DOCUMENT TEXT:
Keywords: Prosody, Fear, Amygdala, Social cognition, Emotion, Urbach–Wiethe

Highlights

  • Prosody recognition is assessed in two twin sisters with amygdala lesions due to Urbach–Wiethe syndrome.

  • In a multinomial classification task, there is no impairment.

  • In a two-alternative forced choice task, patients discriminate fearful and neutral prosody better than a control sample.

  • This study provides evidence that the amygdala has no general role in fear recognition.

1. Introduction

The perception of a conspecific's emotional state is an important aspect of social communication. In humans this ability relies heavily on non-verbal signals such as facial expression (Ekman & Oster, 1979), emotional speech melody (i.e., prosody) (Banse & Scherer, 1996), and bodily posture (Dael, Mortillaro, & Scherer, 2012).

Extraction of emotional state from a conspecific's facial expression is widely reported to involve the amygdala (Adolphs et al. 1999). Numerous neuroimaging studies have demonstrated amygdala responses to emotional and in particular to fearful expression (Breiter et al. 1996; Fischer et al. 2003; Morris et al. 1996; Whalen et al. 2004; Whalen et al. 1998). Successful identification of fearful facial expression is reported to be impaired following amygdala lesions (Adolphs et al., 1999). This observation could reflect a specific deficit for extraction of emotional meaning from faces, in line with an hypothesised function of the amygdala in face processing, encompassing, but extending beyond, emotional meaning (Atkinson & Adolphs, 2011). On the other hand it is possible that a function of the amygdala includes extraction of information about a conspecific's emotional state, independent of its source.

PROBLEMS TO SOLVE:
• 1. Print the passage of the article on amygdala lesions and prosody recognition, starting with "1. Introduction" and going on through "Mortillaro, & Scherer, 2012).".
• 2. Carry on the article on amygdala lesions and prosody recognition from its last sentence.

EXTRACTED INFORMATION:
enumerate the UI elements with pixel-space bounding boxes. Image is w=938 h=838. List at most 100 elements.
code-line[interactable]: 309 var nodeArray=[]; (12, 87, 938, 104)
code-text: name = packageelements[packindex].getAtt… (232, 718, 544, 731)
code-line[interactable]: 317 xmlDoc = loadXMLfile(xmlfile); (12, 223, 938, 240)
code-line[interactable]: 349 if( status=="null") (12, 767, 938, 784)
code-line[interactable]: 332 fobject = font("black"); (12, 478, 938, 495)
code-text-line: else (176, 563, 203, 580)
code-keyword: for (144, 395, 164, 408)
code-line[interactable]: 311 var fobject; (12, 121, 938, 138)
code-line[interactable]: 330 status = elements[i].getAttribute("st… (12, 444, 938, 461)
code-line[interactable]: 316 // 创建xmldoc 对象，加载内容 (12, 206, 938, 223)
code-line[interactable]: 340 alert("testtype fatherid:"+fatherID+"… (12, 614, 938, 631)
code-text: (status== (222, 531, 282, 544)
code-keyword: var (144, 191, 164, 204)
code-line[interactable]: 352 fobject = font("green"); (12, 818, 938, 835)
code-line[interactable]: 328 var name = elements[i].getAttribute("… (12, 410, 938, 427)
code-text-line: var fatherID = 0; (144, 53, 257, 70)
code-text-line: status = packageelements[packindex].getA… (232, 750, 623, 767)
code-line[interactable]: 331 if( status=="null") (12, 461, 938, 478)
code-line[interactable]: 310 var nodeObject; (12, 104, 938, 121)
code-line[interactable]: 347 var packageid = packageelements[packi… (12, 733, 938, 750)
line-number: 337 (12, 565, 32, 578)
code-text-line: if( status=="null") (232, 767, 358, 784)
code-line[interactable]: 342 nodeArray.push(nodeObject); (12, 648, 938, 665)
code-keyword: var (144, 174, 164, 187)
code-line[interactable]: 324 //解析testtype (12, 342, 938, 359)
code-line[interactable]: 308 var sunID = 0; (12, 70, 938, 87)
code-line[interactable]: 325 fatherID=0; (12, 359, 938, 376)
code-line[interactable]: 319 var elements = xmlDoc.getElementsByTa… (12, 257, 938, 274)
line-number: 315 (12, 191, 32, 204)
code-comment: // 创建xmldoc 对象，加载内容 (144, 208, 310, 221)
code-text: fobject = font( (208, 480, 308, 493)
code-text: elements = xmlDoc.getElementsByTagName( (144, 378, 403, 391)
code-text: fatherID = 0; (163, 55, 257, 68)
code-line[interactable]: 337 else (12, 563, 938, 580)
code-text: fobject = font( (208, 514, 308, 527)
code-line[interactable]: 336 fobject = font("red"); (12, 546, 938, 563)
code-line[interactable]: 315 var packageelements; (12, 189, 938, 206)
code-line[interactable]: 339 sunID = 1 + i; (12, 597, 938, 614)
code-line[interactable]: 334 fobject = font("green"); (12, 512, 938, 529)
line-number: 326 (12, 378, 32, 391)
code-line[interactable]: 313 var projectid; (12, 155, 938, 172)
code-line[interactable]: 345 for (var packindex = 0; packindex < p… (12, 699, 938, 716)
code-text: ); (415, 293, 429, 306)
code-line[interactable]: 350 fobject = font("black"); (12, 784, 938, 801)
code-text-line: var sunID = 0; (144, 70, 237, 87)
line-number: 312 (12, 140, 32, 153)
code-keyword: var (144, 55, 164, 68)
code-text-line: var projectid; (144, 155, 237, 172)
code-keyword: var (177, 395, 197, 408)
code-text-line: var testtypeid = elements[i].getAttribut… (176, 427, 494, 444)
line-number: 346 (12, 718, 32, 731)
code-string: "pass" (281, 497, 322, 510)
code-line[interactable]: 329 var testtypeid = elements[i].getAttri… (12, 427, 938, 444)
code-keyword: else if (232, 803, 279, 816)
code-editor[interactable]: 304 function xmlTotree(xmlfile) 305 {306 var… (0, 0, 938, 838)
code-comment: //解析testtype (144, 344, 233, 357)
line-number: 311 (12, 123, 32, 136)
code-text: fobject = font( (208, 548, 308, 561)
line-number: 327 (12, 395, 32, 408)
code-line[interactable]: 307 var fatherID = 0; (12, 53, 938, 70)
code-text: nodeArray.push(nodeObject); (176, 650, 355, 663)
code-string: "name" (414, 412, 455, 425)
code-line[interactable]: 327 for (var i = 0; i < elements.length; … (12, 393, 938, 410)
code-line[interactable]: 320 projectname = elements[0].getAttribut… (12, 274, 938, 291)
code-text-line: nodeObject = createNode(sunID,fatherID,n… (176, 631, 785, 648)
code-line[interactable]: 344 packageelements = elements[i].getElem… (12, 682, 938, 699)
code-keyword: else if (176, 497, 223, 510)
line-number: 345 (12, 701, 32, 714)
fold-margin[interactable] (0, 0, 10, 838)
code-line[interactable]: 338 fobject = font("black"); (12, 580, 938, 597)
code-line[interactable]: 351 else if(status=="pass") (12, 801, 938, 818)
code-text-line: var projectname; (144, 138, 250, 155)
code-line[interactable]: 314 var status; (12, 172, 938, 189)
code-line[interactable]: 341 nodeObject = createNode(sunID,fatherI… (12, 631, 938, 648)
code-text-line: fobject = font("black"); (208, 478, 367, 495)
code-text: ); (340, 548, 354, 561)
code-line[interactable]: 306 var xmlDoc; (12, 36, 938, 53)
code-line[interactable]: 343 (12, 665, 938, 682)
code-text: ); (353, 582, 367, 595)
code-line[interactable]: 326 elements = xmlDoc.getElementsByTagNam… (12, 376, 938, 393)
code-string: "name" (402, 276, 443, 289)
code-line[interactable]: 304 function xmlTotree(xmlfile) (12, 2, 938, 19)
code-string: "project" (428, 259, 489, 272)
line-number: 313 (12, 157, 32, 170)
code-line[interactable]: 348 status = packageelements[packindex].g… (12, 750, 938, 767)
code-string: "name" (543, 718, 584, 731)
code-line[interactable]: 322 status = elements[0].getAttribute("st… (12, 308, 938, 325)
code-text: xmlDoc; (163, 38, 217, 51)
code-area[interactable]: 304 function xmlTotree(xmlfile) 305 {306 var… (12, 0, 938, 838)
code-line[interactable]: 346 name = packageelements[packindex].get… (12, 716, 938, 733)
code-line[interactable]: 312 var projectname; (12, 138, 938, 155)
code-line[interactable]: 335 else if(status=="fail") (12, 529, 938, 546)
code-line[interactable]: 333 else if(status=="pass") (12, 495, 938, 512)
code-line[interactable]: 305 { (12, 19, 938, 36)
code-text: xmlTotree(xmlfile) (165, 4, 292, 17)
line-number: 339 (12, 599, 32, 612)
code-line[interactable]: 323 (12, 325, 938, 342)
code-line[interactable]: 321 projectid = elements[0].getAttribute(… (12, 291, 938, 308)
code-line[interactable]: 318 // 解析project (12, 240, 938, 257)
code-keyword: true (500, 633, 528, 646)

SET OF ANSWERS:
• 1.
1. Introduction

The perception of a conspecific's emotional state is an important aspect of social communication. In humans this ability relies heavily on non-verbal signals such as facial expression (Ekman & Oster, 1979), emotional speech melody (i.e., prosody) (Banse & Scherer, 1996), and bodily posture (Dael, Mortillaro, & Scherer, 2012).

• 2.
Here, we capitalised on another source of emotional information, emotional prosody (i. e. speech melody), and investigated whether its identification was impaired in two patients with amygdala lesions. As yet, the role of the amygdala for extraction of emotional meaning from prosody is unclear. Some functional magnetic resonance imaging studies have reported amygdala responses to emotional prosody (Bach et al., 2008; Dolan, Morris, & de Gelder, 2001; Ethofer et al. 2009; Fruhholz, Ceravolo, & Grandjean, 2012; Fruhholz & Grandjean, 2013; Grandjean et al. 2005; Mothes-Lasch, Mentzel, Miltner, & Straube, 2011; Wiethoff, Wildgruber, Grodd, & Ethofer, 2009), but not to fearful voices in particular. Most lesion studies report cases with either unselective, or incomplete, amygdala damage. Impaired fear prosody recognition has been observed in patients with unselective bilateral (Adolphs & Tranel, 1999; Brierley, Medford, Shaw, & David, 2004; Sprengelmeyer et al. 1999) and unilateral (Brierley et al., 2004; Dellacherie, Hasboun, Baulac, Belin, & Samson, 2011) temporal lobe damage, and in one patient with selective, but incomplete, bilateral amygdala resection (Scott et al., 1997). On the other hand, unimpaired fear prosody recognition has been reported in cases with unselective unilateral temporal lobe lesions (Adolphs & Tranel, 1999; Adolphs, Tranel, & Damasio, 2001) or unilateral selective amygdala combined with contralateral extended temporal lobe lesion (Anderson & Phelps, 1998). Furthermore, a large 3D lesion mapping study has shown no clear contribution of medial temporal cortex to prosody recognition (Adolphs, Damasio, & Tranel, 2002), although this might be biased by sampling of lesions. In summary, both the impairments and the heterogeneity of results could reflect lesions to temporal lobe structures outside the amygdala which were differentially affected in the different samples, due to their underlying aetiology (surgical lesions, hippocampal sclerosis, paraneoplastic encephalitis, stroke, and others). Hence, a case of bilateral selective amygdala lesion (SM) showing no impairment in emotional prosody identification might be taken as the most specific finding to date (reported together with other cases in (Adolphs & Tranel, 1999)).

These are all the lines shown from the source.